+++ Records for this exercise

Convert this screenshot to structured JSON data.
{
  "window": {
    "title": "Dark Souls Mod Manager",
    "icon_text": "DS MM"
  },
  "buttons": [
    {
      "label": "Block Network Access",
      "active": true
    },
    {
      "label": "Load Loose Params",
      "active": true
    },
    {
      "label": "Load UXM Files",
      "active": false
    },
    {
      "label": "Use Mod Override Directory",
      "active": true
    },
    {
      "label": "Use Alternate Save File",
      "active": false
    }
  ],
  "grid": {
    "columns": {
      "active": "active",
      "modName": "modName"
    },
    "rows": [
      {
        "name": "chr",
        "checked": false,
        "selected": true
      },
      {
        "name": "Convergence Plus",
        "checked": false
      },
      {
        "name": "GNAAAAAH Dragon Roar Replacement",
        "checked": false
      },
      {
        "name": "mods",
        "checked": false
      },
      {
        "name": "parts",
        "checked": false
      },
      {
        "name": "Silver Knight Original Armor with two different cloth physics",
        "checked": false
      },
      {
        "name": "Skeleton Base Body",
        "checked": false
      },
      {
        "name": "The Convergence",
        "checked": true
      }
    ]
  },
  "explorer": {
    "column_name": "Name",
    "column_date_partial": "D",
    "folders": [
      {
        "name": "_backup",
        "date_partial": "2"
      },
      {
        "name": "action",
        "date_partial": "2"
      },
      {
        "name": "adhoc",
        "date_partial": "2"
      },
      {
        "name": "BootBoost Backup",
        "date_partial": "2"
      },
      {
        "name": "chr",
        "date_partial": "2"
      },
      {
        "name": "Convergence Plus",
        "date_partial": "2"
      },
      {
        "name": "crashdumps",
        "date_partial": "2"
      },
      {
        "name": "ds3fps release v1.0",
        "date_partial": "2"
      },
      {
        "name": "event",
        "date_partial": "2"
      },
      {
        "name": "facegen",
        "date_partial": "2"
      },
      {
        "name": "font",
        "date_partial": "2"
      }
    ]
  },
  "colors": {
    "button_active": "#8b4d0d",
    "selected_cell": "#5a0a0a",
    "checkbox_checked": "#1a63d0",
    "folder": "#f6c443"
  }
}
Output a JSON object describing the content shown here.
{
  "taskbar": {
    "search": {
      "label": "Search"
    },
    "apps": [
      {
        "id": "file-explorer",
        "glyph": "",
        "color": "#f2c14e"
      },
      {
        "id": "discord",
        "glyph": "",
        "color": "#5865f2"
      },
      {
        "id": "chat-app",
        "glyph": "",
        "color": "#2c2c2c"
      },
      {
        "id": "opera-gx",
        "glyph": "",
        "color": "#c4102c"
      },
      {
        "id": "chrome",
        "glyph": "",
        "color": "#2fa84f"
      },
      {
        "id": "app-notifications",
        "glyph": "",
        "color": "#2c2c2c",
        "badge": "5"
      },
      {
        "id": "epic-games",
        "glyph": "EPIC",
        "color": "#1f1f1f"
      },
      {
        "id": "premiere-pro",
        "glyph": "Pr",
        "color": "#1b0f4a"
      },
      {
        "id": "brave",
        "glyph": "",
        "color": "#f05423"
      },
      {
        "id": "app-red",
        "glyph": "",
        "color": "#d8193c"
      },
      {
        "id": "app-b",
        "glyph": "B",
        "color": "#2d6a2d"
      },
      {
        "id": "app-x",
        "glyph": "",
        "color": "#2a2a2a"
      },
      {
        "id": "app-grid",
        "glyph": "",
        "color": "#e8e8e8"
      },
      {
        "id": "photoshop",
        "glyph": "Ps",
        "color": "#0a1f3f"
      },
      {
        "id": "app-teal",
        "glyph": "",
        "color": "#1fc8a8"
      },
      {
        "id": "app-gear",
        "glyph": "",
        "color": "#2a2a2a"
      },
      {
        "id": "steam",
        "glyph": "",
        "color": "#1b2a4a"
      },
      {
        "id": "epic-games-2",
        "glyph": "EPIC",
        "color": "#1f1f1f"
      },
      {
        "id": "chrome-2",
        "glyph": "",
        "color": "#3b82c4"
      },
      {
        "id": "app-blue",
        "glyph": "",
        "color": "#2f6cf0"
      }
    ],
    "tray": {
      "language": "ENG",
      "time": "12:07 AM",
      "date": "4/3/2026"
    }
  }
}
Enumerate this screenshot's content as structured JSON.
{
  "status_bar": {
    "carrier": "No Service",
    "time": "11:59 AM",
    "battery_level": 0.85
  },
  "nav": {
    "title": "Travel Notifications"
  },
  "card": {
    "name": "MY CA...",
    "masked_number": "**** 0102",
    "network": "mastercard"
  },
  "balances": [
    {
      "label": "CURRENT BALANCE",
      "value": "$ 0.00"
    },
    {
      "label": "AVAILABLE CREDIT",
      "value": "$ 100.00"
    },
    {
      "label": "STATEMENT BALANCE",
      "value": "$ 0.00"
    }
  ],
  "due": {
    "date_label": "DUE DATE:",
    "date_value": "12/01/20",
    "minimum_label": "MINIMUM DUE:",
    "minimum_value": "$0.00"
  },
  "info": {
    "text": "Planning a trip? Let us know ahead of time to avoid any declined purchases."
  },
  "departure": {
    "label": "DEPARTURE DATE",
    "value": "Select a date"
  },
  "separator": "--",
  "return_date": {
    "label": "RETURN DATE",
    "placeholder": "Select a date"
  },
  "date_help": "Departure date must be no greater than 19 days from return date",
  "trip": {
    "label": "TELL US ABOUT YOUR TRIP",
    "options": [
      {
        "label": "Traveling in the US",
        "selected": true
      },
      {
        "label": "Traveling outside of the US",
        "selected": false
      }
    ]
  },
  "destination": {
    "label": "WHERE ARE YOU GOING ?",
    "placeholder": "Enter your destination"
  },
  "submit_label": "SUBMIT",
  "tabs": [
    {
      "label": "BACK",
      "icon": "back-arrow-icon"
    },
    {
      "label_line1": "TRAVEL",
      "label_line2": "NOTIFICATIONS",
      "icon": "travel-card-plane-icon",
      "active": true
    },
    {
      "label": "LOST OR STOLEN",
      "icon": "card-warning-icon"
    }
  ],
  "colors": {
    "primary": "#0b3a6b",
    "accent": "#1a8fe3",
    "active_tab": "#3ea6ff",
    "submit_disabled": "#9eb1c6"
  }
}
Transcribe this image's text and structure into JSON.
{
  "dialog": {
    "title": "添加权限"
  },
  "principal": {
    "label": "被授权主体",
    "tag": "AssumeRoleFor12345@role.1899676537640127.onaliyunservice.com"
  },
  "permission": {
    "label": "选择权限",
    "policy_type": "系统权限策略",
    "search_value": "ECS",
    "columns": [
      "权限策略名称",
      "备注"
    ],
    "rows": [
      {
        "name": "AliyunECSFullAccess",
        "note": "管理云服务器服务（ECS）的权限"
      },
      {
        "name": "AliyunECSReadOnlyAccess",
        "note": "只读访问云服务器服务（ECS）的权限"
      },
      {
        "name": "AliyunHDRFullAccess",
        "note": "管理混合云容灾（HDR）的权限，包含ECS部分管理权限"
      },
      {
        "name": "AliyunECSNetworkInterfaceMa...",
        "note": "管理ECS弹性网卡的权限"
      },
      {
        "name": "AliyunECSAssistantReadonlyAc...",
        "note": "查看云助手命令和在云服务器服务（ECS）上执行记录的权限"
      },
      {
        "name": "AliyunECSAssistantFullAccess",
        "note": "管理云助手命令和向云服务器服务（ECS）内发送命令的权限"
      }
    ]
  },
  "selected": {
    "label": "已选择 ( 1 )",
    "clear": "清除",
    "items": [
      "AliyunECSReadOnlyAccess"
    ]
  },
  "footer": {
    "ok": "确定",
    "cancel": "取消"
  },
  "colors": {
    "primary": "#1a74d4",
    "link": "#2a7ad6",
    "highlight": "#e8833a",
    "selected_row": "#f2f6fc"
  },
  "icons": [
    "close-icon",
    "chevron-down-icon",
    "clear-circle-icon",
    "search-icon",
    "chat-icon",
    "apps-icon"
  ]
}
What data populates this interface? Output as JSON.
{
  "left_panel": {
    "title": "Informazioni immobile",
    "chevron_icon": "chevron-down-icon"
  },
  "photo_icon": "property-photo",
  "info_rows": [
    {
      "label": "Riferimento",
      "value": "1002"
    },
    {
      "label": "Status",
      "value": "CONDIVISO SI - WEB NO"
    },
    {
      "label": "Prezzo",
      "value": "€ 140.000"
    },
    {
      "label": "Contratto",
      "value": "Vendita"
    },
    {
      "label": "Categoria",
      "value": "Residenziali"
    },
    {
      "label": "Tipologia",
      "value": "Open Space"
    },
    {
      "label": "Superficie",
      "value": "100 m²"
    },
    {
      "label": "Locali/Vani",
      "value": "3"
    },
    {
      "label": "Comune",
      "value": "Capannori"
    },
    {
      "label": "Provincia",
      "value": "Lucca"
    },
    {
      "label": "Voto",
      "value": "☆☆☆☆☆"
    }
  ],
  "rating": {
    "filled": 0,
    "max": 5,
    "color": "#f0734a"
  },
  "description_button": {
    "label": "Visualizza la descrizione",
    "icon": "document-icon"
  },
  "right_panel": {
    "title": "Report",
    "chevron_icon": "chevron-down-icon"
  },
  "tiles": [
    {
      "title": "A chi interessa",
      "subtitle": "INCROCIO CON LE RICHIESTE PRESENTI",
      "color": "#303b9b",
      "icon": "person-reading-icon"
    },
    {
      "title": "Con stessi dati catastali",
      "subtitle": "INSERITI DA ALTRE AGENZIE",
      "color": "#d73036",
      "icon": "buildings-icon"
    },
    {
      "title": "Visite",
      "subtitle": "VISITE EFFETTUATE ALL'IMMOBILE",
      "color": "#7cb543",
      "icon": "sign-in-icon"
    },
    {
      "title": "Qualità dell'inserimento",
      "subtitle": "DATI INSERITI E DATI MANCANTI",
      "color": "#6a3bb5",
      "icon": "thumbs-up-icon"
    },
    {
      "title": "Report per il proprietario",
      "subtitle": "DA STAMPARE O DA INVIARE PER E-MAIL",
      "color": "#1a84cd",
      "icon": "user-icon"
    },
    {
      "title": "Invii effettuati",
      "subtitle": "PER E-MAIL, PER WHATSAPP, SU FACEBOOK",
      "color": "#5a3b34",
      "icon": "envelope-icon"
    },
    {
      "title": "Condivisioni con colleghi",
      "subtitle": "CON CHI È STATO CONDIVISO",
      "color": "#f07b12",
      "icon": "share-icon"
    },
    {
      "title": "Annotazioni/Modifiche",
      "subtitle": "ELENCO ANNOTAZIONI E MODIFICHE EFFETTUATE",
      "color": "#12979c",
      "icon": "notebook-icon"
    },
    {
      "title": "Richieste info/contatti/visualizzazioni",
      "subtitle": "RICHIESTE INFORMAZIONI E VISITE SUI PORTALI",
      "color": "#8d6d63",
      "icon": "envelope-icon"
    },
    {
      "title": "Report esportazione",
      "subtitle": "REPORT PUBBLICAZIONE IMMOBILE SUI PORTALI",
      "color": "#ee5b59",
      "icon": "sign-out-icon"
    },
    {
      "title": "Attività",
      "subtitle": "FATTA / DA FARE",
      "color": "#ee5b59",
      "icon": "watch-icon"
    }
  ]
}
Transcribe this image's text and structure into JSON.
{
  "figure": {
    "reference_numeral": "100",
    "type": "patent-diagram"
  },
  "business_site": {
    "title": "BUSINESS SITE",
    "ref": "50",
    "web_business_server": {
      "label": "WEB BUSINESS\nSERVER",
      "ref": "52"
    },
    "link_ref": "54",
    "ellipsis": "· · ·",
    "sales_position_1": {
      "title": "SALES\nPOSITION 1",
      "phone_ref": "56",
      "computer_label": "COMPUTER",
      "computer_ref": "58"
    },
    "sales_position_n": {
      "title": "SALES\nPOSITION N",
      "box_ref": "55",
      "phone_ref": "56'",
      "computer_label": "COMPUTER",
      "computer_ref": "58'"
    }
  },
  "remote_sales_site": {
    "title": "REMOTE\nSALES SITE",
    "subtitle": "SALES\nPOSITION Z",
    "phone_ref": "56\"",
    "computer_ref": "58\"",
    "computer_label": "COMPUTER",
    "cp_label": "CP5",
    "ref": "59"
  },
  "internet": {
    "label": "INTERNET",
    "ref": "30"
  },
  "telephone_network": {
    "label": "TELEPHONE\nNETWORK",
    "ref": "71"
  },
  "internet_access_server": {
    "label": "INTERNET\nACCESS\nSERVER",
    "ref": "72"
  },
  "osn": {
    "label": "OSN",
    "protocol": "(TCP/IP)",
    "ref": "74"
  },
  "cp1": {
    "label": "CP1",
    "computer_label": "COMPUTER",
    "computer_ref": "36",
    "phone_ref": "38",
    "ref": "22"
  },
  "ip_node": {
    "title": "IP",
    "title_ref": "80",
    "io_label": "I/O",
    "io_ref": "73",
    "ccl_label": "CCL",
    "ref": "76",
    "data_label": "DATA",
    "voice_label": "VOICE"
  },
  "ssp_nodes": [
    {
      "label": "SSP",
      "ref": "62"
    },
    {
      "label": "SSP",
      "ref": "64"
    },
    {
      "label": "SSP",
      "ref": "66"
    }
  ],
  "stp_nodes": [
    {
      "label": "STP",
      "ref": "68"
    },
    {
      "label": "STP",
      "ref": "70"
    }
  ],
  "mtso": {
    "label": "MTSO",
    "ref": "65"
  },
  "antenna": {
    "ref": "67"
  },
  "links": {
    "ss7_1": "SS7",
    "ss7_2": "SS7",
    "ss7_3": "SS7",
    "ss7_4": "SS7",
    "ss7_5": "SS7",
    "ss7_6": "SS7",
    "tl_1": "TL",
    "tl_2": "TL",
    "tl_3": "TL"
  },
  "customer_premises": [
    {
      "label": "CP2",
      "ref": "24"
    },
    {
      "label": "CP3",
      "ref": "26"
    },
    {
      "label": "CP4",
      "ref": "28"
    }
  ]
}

++++++

> **Your task**:
Find all lines holding the string "nPOSITION" and copy them.

> **Exercise output**:
      "title": "SALES\nPOSITION 1",
      "title": "SALES\nPOSITION N",
    "subtitle": "SALES\nPOSITION Z",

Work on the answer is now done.